### PROVIDED DATA ###

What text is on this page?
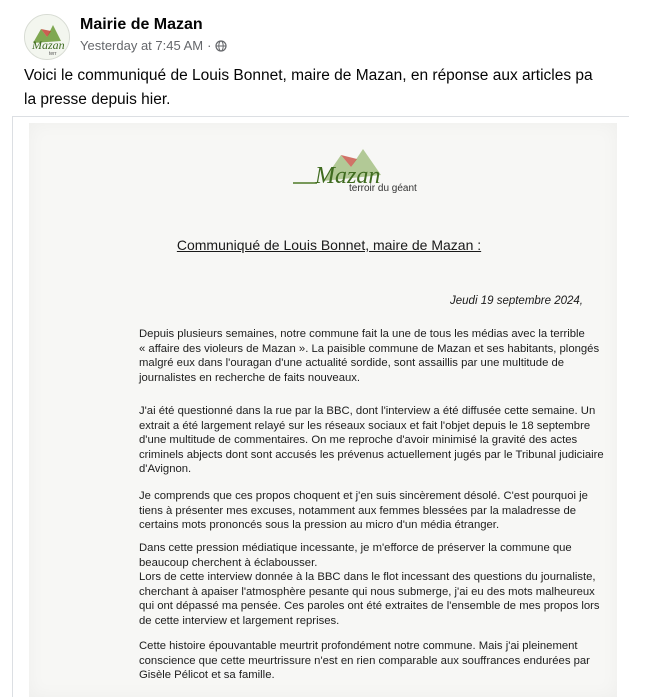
Mazan
terr
Mairie de Mazan
Yesterday at 7:45 AM ·
Voici le communiqué de Louis Bonnet, maire de Mazan, en réponse aux articles pa
la presse depuis hier.
Mazan
terroir du géant
Communiqué de Louis Bonnet, maire de Mazan :
Jeudi 19 septembre 2024,
Depuis plusieurs semaines, notre commune fait la une de tous les médias avec la terrible
« affaire des violeurs de Mazan ». La paisible commune de Mazan et ses habitants, plongés
malgré eux dans l'ouragan d'une actualité sordide, sont assaillis par une multitude de
journalistes en recherche de faits nouveaux.
J'ai été questionné dans la rue par la BBC, dont l'interview a été diffusée cette semaine. Un
extrait a été largement relayé sur les réseaux sociaux et fait l'objet depuis le 18 septembre
d'une multitude de commentaires. On me reproche d'avoir minimisé la gravité des actes
criminels abjects dont sont accusés les prévenus actuellement jugés par le Tribunal judiciaire
d'Avignon.
Je comprends que ces propos choquent et j'en suis sincèrement désolé. C'est pourquoi je
tiens à présenter mes excuses, notamment aux femmes blessées par la maladresse de
certains mots prononcés sous la pression au micro d'un média étranger.
Dans cette pression médiatique incessante, je m'efforce de préserver la commune que
beaucoup cherchent à éclabousser.
Lors de cette interview donnée à la BBC dans le flot incessant des questions du journaliste,
cherchant à apaiser l'atmosphère pesante qui nous submerge, j'ai eu des mots malheureux
qui ont dépassé ma pensée. Ces paroles ont été extraites de l'ensemble de mes propos lors
de cette interview et largement reprises.
Cette histoire épouvantable meurtrit profondément notre commune. Mais j'ai pleinement
conscience que cette meurtrissure n'est en rien comparable aux souffrances endurées par
Gisèle Pélicot et sa famille.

###

GOAL :: Pictures are to be left out; repeat all the remaining data exactly.

RESULT OF THE EXERCISE ::
What text is on this page?
Mazan
terr
Mairie de Mazan
Yesterday at 7:45 AM ·
Voici le communiqué de Louis Bonnet, maire de Mazan, en réponse aux articles pa
la presse depuis hier.
Mazan
terroir du géant
Communiqué de Louis Bonnet, maire de Mazan :
Jeudi 19 septembre 2024,
Depuis plusieurs semaines, notre commune fait la une de tous les médias avec la terrible
« affaire des violeurs de Mazan ». La paisible commune de Mazan et ses habitants, plongés
malgré eux dans l'ouragan d'une actualité sordide, sont assaillis par une multitude de
journalistes en recherche de faits nouveaux.
J'ai été questionné dans la rue par la BBC, dont l'interview a été diffusée cette semaine. Un
extrait a été largement relayé sur les réseaux sociaux et fait l'objet depuis le 18 septembre
d'une multitude de commentaires. On me reproche d'avoir minimisé la gravité des actes
criminels abjects dont sont accusés les prévenus actuellement jugés par le Tribunal judiciaire
d'Avignon.
Je comprends que ces propos choquent et j'en suis sincèrement désolé. C'est pourquoi je
tiens à présenter mes excuses, notamment aux femmes blessées par la maladresse de
certains mots prononcés sous la pression au micro d'un média étranger.
Dans cette pression médiatique incessante, je m'efforce de préserver la commune que
beaucoup cherchent à éclabousser.
Lors de cette interview donnée à la BBC dans le flot incessant des questions du journaliste,
cherchant à apaiser l'atmosphère pesante qui nous submerge, j'ai eu des mots malheureux
qui ont dépassé ma pensée. Ces paroles ont été extraites de l'ensemble de mes propos lors
de cette interview et largement reprises.
Cette histoire épouvantable meurtrit profondément notre commune. Mais j'ai pleinement
conscience que cette meurtrissure n'est en rien comparable aux souffrances endurées par
Gisèle Pélicot et sa famille.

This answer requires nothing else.